(Data entries)
:::

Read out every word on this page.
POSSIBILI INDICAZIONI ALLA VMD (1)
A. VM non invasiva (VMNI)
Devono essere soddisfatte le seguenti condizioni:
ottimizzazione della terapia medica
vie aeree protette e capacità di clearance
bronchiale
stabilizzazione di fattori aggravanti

:::

# The request:
Print all of the data exactly as it was given.

# The answer:
Read out every word on this page.
POSSIBILI INDICAZIONI ALLA VMD (1)
A. VM non invasiva (VMNI)
Devono essere soddisfatte le seguenti condizioni:
ottimizzazione della terapia medica
vie aeree protette e capacità di clearance
bronchiale
stabilizzazione di fattori aggravanti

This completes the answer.